Element placement data:
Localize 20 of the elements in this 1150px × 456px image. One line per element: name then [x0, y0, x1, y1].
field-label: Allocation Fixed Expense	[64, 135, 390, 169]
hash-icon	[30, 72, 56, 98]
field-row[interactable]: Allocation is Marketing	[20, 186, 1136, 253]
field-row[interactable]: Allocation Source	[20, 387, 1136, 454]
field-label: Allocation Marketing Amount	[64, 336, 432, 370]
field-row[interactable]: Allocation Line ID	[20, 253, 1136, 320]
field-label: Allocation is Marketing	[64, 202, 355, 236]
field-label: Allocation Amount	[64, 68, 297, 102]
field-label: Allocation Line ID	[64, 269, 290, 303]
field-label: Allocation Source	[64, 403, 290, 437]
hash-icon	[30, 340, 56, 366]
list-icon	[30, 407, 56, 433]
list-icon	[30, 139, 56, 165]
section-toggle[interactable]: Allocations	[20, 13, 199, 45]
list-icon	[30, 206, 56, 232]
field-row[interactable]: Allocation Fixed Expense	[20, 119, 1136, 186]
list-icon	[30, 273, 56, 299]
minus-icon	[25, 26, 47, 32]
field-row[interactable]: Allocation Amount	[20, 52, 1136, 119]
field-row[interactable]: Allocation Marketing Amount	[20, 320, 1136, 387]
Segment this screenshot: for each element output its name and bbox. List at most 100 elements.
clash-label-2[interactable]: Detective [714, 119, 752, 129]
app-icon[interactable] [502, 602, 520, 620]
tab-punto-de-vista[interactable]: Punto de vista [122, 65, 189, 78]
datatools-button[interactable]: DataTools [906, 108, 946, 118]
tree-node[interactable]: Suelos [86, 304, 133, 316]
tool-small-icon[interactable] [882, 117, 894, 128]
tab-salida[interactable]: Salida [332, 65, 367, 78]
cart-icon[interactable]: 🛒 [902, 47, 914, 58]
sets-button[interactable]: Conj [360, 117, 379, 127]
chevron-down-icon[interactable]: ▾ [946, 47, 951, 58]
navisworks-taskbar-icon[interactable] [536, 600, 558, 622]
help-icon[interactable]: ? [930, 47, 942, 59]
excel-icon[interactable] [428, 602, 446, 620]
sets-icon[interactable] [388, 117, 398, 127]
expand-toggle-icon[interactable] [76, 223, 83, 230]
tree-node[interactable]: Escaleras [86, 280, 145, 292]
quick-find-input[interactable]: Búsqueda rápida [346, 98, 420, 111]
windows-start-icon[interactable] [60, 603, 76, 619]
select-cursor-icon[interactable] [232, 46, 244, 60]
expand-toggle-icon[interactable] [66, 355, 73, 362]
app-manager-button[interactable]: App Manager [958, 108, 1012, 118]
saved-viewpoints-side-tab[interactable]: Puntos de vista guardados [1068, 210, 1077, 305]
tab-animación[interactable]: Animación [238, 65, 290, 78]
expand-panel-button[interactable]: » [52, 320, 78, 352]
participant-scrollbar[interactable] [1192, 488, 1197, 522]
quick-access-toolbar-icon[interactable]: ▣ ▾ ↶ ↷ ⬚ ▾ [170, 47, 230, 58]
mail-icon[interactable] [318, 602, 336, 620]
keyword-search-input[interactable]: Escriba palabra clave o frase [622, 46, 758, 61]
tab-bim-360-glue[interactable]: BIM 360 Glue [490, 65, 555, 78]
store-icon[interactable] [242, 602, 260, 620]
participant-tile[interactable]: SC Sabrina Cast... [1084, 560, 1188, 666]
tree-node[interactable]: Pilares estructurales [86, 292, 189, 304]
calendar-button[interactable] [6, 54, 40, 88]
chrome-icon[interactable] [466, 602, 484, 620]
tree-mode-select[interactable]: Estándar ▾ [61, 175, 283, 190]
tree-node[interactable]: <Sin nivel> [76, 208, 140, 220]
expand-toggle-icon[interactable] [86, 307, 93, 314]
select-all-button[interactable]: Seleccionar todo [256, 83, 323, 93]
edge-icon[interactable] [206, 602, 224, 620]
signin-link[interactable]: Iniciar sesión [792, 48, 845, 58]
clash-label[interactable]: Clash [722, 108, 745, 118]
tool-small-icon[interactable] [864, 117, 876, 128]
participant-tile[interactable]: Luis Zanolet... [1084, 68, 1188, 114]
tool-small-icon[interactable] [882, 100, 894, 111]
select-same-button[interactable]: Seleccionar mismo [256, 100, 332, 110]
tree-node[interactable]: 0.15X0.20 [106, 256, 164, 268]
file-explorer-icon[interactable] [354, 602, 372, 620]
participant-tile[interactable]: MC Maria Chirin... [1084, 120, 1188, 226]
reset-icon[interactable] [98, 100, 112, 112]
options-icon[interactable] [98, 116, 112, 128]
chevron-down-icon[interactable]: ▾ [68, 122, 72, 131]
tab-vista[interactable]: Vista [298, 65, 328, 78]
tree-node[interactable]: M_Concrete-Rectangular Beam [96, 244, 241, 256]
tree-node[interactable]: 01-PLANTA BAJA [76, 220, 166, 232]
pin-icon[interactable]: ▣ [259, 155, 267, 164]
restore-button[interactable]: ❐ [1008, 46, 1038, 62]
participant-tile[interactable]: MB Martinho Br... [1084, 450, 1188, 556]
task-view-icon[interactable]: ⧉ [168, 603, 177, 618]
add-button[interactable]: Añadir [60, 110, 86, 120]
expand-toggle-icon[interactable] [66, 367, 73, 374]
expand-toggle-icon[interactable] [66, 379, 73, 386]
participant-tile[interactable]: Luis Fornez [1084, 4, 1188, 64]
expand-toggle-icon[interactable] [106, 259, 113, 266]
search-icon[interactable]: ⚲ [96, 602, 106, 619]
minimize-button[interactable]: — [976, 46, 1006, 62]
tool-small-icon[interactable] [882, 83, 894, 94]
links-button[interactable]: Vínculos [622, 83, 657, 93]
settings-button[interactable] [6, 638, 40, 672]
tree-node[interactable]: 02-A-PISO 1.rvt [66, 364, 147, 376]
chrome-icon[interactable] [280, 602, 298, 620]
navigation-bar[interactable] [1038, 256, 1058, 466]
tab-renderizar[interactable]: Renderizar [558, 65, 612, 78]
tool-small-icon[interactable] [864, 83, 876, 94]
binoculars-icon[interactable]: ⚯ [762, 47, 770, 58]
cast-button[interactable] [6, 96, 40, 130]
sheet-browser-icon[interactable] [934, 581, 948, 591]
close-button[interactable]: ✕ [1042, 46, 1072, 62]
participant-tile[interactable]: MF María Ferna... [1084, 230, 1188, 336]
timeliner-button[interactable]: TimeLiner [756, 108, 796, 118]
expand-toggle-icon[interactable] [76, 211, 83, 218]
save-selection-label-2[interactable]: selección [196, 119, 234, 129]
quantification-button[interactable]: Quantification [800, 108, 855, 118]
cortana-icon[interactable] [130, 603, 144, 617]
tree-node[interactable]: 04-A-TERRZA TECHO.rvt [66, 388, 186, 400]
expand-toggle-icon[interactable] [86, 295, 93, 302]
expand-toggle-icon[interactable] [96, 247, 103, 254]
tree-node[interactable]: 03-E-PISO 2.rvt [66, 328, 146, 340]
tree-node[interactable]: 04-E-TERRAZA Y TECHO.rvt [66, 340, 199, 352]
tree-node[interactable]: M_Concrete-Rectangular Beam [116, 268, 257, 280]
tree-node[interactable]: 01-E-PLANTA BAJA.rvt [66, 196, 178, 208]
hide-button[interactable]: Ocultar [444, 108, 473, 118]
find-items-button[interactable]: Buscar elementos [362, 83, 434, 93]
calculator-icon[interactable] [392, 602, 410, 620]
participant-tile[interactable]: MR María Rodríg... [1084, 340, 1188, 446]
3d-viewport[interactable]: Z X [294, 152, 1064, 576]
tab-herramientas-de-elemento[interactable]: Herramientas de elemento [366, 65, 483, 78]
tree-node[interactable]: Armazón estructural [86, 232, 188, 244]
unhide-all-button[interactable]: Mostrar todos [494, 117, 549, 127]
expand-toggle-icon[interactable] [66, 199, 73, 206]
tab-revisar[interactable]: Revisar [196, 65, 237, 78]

TASK INSTRUCTIONS: Copy the records word for word, from their first line through the line that contains "52, 1136, 119]", including both ends.

ANSWER BELOW:
Localize 20 of the elements in this 1150px × 456px image. One line per element: name then [x0, y0, x1, y1].
field-label: Allocation Fixed Expense	[64, 135, 390, 169]
hash-icon	[30, 72, 56, 98]
field-row[interactable]: Allocation is Marketing	[20, 186, 1136, 253]
field-row[interactable]: Allocation Source	[20, 387, 1136, 454]
field-label: Allocation Marketing Amount	[64, 336, 432, 370]
field-row[interactable]: Allocation Line ID	[20, 253, 1136, 320]
field-label: Allocation is Marketing	[64, 202, 355, 236]
field-label: Allocation Amount	[64, 68, 297, 102]
field-label: Allocation Line ID	[64, 269, 290, 303]
field-label: Allocation Source	[64, 403, 290, 437]
hash-icon	[30, 340, 56, 366]
list-icon	[30, 407, 56, 433]
list-icon	[30, 139, 56, 165]
section-toggle[interactable]: Allocations	[20, 13, 199, 45]
list-icon	[30, 206, 56, 232]
field-row[interactable]: Allocation Fixed Expense	[20, 119, 1136, 186]
list-icon	[30, 273, 56, 299]
minus-icon	[25, 26, 47, 32]
field-row[interactable]: Allocation Amount	[20, 52, 1136, 119]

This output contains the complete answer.